Show every line where "this" occurs.
-=-=-
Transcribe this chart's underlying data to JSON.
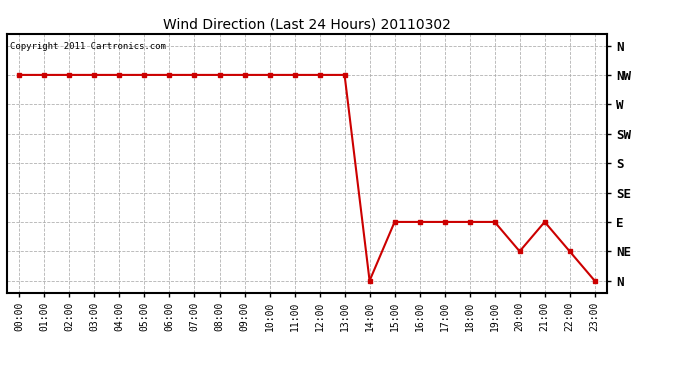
{
  "title": "Wind Direction (Last 24 Hours) 20110302",
  "copyright_text": "Copyright 2011 Cartronics.com",
  "background_color": "#ffffff",
  "line_color": "#cc0000",
  "marker_color": "#cc0000",
  "grid_color": "#aaaaaa",
  "x_labels": [
    "00:00",
    "01:00",
    "02:00",
    "03:00",
    "04:00",
    "05:00",
    "06:00",
    "07:00",
    "08:00",
    "09:00",
    "10:00",
    "11:00",
    "12:00",
    "13:00",
    "14:00",
    "15:00",
    "16:00",
    "17:00",
    "18:00",
    "19:00",
    "20:00",
    "21:00",
    "22:00",
    "23:00"
  ],
  "x_ticks": [
    0,
    1,
    2,
    3,
    4,
    5,
    6,
    7,
    8,
    9,
    10,
    11,
    12,
    13,
    14,
    15,
    16,
    17,
    18,
    19,
    20,
    21,
    22,
    23
  ],
  "ytick_labels_right": [
    "N",
    "NW",
    "W",
    "SW",
    "S",
    "SE",
    "E",
    "NE",
    "N"
  ],
  "ytick_values": [
    8,
    7,
    6,
    5,
    4,
    3,
    2,
    1,
    0
  ],
  "data_x": [
    0,
    1,
    2,
    3,
    4,
    5,
    6,
    7,
    8,
    9,
    10,
    11,
    12,
    13,
    14,
    15,
    16,
    17,
    18,
    19,
    20,
    21,
    22,
    23
  ],
  "data_y": [
    7,
    7,
    7,
    7,
    7,
    7,
    7,
    7,
    7,
    7,
    7,
    7,
    7,
    7,
    0,
    2,
    2,
    2,
    2,
    2,
    1,
    2,
    1,
    0
  ]
}
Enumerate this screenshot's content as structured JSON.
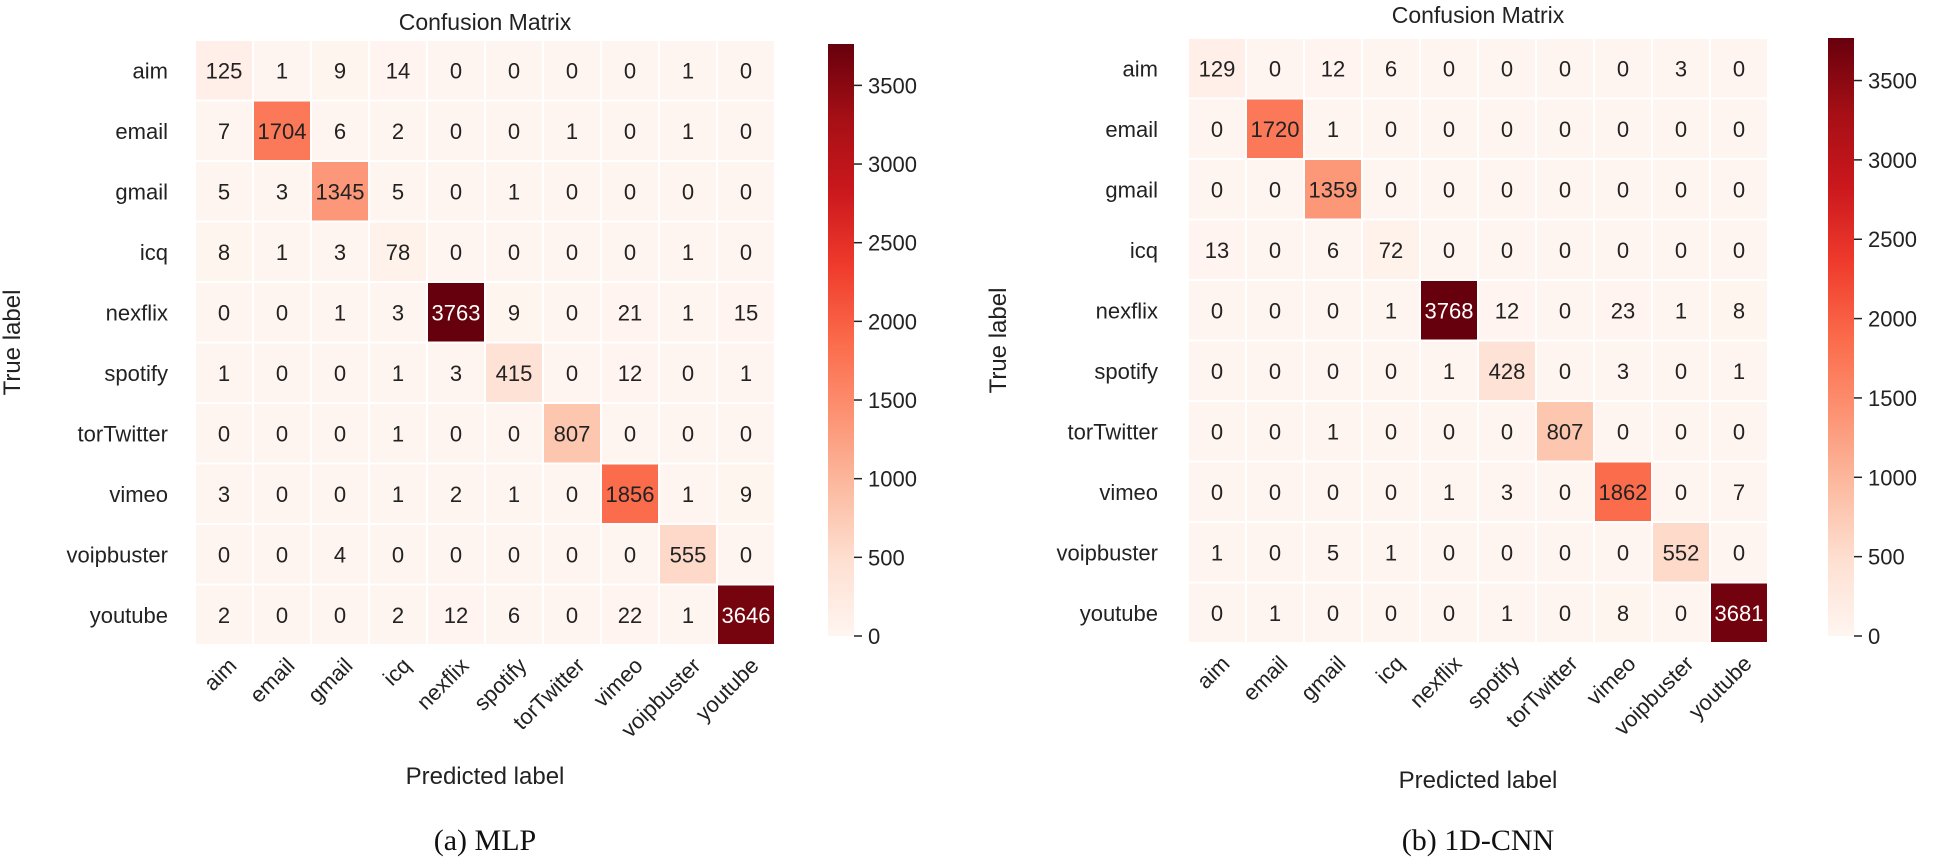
{
  "chart_data": [
    {
      "type": "heatmap",
      "title": "Confusion Matrix",
      "xlabel": "Predicted label",
      "ylabel": "True label",
      "caption": "(a) MLP",
      "categories": [
        "aim",
        "email",
        "gmail",
        "icq",
        "nexflix",
        "spotify",
        "torTwitter",
        "vimeo",
        "voipbuster",
        "youtube"
      ],
      "matrix": [
        [
          125,
          1,
          9,
          14,
          0,
          0,
          0,
          0,
          1,
          0
        ],
        [
          7,
          1704,
          6,
          2,
          0,
          0,
          1,
          0,
          1,
          0
        ],
        [
          5,
          3,
          1345,
          5,
          0,
          1,
          0,
          0,
          0,
          0
        ],
        [
          8,
          1,
          3,
          78,
          0,
          0,
          0,
          0,
          1,
          0
        ],
        [
          0,
          0,
          1,
          3,
          3763,
          9,
          0,
          21,
          1,
          15
        ],
        [
          1,
          0,
          0,
          1,
          3,
          415,
          0,
          12,
          0,
          1
        ],
        [
          0,
          0,
          0,
          1,
          0,
          0,
          807,
          0,
          0,
          0
        ],
        [
          3,
          0,
          0,
          1,
          2,
          1,
          0,
          1856,
          1,
          9
        ],
        [
          0,
          0,
          4,
          0,
          0,
          0,
          0,
          0,
          555,
          0
        ],
        [
          2,
          0,
          0,
          2,
          12,
          6,
          0,
          22,
          1,
          3646
        ]
      ],
      "colorbar": {
        "range": [
          0,
          3763
        ],
        "ticks": [
          0,
          500,
          1000,
          1500,
          2000,
          2500,
          3000,
          3500
        ],
        "tick_labels": [
          "0",
          "500",
          "1000",
          "1500",
          "2000",
          "2500",
          "3000",
          "3500"
        ]
      },
      "colormap": [
        "#fff5f0",
        "#fee0d2",
        "#fcbba1",
        "#fc9272",
        "#fb6a4a",
        "#ef3b2c",
        "#cb181d",
        "#a50f15",
        "#67000d"
      ],
      "grid_lines": "white"
    },
    {
      "type": "heatmap",
      "title": "Confusion Matrix",
      "xlabel": "Predicted label",
      "ylabel": "True label",
      "caption": "(b) 1D-CNN",
      "categories": [
        "aim",
        "email",
        "gmail",
        "icq",
        "nexflix",
        "spotify",
        "torTwitter",
        "vimeo",
        "voipbuster",
        "youtube"
      ],
      "matrix": [
        [
          129,
          0,
          12,
          6,
          0,
          0,
          0,
          0,
          3,
          0
        ],
        [
          0,
          1720,
          1,
          0,
          0,
          0,
          0,
          0,
          0,
          0
        ],
        [
          0,
          0,
          1359,
          0,
          0,
          0,
          0,
          0,
          0,
          0
        ],
        [
          13,
          0,
          6,
          72,
          0,
          0,
          0,
          0,
          0,
          0
        ],
        [
          0,
          0,
          0,
          1,
          3768,
          12,
          0,
          23,
          1,
          8
        ],
        [
          0,
          0,
          0,
          0,
          1,
          428,
          0,
          3,
          0,
          1
        ],
        [
          0,
          0,
          1,
          0,
          0,
          0,
          807,
          0,
          0,
          0
        ],
        [
          0,
          0,
          0,
          0,
          1,
          3,
          0,
          1862,
          0,
          7
        ],
        [
          1,
          0,
          5,
          1,
          0,
          0,
          0,
          0,
          552,
          0
        ],
        [
          0,
          1,
          0,
          0,
          0,
          1,
          0,
          8,
          0,
          3681
        ]
      ],
      "colorbar": {
        "range": [
          0,
          3768
        ],
        "ticks": [
          0,
          500,
          1000,
          1500,
          2000,
          2500,
          3000,
          3500
        ],
        "tick_labels": [
          "0",
          "500",
          "1000",
          "1500",
          "2000",
          "2500",
          "3000",
          "3500"
        ]
      },
      "colormap": [
        "#fff5f0",
        "#fee0d2",
        "#fcbba1",
        "#fc9272",
        "#fb6a4a",
        "#ef3b2c",
        "#cb181d",
        "#a50f15",
        "#67000d"
      ],
      "grid_lines": "white"
    }
  ]
}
-=-=-
■ The output
Transcribe this chart's underlying data to JSON.
Enumerate this screenshot's content as structured JSON.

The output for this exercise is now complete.